» **SUPPLIED MATERIAL**:

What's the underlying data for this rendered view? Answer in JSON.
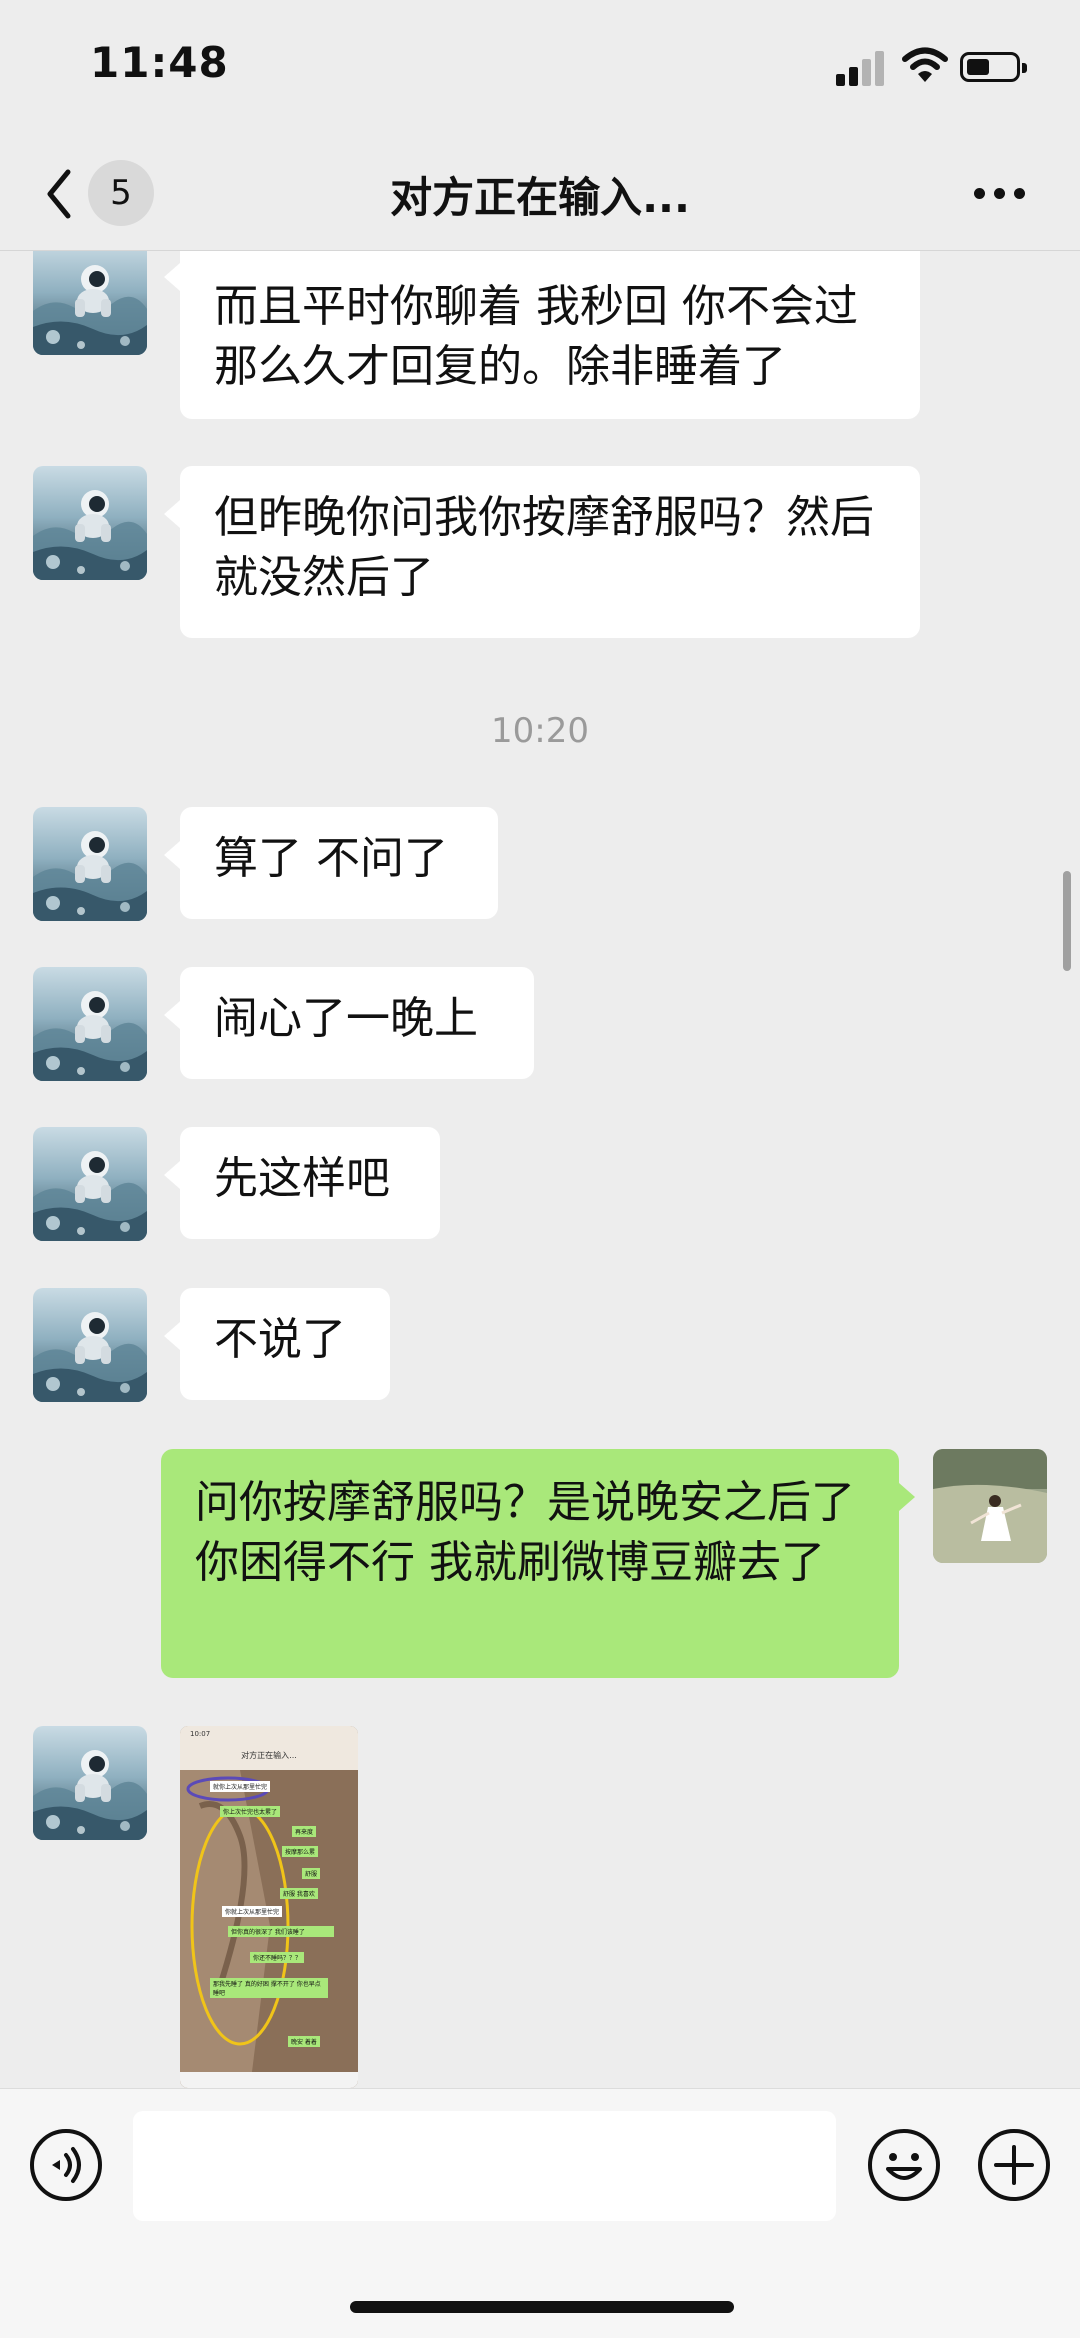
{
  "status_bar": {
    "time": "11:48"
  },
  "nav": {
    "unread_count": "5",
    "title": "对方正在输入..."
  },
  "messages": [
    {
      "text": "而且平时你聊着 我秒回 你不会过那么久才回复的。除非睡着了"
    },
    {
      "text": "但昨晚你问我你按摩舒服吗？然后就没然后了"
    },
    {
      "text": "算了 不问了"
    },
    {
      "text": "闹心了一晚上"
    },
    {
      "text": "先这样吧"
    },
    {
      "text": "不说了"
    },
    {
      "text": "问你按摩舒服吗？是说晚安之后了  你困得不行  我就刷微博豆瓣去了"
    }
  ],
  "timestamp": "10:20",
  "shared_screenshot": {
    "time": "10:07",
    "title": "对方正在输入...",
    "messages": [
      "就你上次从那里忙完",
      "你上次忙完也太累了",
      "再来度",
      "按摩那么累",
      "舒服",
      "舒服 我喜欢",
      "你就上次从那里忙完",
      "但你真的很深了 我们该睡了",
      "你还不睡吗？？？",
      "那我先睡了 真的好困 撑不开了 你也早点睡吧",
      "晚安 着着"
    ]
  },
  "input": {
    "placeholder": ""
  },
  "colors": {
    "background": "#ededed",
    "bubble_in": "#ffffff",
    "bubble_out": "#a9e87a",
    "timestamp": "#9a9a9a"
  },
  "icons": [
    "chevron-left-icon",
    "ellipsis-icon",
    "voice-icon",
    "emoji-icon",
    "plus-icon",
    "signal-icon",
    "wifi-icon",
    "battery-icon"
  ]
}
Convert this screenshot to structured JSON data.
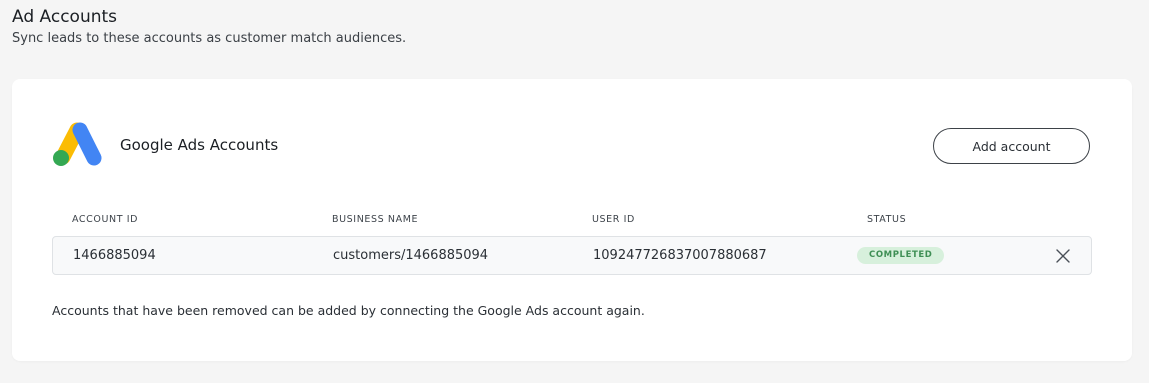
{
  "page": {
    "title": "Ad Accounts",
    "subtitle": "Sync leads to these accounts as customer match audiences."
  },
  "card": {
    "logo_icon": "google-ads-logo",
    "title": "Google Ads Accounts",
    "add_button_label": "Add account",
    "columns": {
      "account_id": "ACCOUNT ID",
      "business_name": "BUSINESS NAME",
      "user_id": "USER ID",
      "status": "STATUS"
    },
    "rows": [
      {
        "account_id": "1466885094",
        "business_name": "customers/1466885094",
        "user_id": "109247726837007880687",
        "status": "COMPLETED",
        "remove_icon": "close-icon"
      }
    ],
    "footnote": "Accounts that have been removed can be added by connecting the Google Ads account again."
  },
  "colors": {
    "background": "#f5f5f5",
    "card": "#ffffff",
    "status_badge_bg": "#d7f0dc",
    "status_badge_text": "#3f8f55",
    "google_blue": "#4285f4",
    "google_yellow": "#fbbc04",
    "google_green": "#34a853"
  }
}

» **SHORT TASK**: Replicate the material above verbatim; images stay out of the copy.

» **SOLUTION BELOW**:
What's the underlying data for this rendered view? Answer in JSON.
{
  "status_bar": {
    "time": "11:48"
  },
  "nav": {
    "unread_count": "5",
    "title": "对方正在输入..."
  },
  "messages": [
    {
      "text": "而且平时你聊着 我秒回 你不会过那么久才回复的。除非睡着了"
    },
    {
      "text": "但昨晚你问我你按摩舒服吗？然后就没然后了"
    },
    {
      "text": "算了 不问了"
    },
    {
      "text": "闹心了一晚上"
    },
    {
      "text": "先这样吧"
    },
    {
      "text": "不说了"
    },
    {
      "text": "问你按摩舒服吗？是说晚安之后了  你困得不行  我就刷微博豆瓣去了"
    }
  ],
  "timestamp": "10:20",
  "shared_screenshot": {
    "time": "10:07",
    "title": "对方正在输入...",
    "messages": [
      "就你上次从那里忙完",
      "你上次忙完也太累了",
      "再来度",
      "按摩那么累",
      "舒服",
      "舒服 我喜欢",
      "你就上次从那里忙完",
      "但你真的很深了 我们该睡了",
      "你还不睡吗？？？",
      "那我先睡了 真的好困 撑不开了 你也早点睡吧",
      "晚安 着着"
    ]
  },
  "input": {
    "placeholder": ""
  },
  "colors": {
    "background": "#ededed",
    "bubble_in": "#ffffff",
    "bubble_out": "#a9e87a",
    "timestamp": "#9a9a9a"
  },
  "icons": [
    "chevron-left-icon",
    "ellipsis-icon",
    "voice-icon",
    "emoji-icon",
    "plus-icon",
    "signal-icon",
    "wifi-icon",
    "battery-icon"
  ]
}
Convert this screenshot to structured JSON data.
{
  "page": {
    "title": "Ad Accounts",
    "subtitle": "Sync leads to these accounts as customer match audiences."
  },
  "card": {
    "logo_icon": "google-ads-logo",
    "title": "Google Ads Accounts",
    "add_button_label": "Add account",
    "columns": {
      "account_id": "ACCOUNT ID",
      "business_name": "BUSINESS NAME",
      "user_id": "USER ID",
      "status": "STATUS"
    },
    "rows": [
      {
        "account_id": "1466885094",
        "business_name": "customers/1466885094",
        "user_id": "109247726837007880687",
        "status": "COMPLETED",
        "remove_icon": "close-icon"
      }
    ],
    "footnote": "Accounts that have been removed can be added by connecting the Google Ads account again."
  },
  "colors": {
    "background": "#f5f5f5",
    "card": "#ffffff",
    "status_badge_bg": "#d7f0dc",
    "status_badge_text": "#3f8f55",
    "google_blue": "#4285f4",
    "google_yellow": "#fbbc04",
    "google_green": "#34a853"
  }
}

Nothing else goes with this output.